Task details =
Pick out and copy every line below that has the word "должен".

Extracted records
_ _ _

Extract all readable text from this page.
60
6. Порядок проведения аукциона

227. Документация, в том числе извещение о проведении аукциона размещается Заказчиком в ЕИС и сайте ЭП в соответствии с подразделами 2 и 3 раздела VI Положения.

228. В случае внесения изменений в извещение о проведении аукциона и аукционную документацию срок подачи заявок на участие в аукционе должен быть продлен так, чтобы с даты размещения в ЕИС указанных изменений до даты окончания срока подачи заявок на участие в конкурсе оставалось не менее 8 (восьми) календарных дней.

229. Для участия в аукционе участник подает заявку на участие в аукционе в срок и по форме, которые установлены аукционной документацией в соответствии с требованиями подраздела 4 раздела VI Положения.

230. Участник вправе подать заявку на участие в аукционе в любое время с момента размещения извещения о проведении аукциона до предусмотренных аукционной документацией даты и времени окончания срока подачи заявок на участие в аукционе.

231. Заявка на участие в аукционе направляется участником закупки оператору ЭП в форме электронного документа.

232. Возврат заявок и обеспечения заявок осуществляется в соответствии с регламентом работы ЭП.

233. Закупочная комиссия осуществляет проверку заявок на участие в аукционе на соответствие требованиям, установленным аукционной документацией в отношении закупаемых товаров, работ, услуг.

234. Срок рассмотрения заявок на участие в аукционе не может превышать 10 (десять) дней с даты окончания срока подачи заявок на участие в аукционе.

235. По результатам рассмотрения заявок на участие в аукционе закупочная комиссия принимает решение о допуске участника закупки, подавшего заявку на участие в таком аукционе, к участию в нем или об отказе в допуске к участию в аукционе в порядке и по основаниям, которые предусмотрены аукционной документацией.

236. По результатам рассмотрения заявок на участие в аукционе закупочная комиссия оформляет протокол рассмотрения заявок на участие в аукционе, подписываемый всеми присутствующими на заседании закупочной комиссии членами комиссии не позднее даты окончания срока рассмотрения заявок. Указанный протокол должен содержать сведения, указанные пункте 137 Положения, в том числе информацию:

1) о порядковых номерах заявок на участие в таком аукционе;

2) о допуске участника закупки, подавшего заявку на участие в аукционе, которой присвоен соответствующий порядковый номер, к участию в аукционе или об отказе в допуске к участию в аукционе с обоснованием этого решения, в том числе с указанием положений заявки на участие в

_ _ _

Reply to the task =
228. В случае внесения изменений в извещение о проведении аукциона и аукционную документацию срок подачи заявок на участие в аукционе должен быть продлен так, чтобы с даты размещения в ЕИС указанных изменений до даты окончания срока подачи заявок на участие в конкурсе оставалось не менее 8 (восьми) календарных дней.
236. По результатам рассмотрения заявок на участие в аукционе закупочная комиссия оформляет протокол рассмотрения заявок на участие в аукционе, подписываемый всеми присутствующими на заседании закупочной комиссии членами комиссии не позднее даты окончания срока рассмотрения заявок. Указанный протокол должен содержать сведения, указанные пункте 137 Положения, в том числе информацию:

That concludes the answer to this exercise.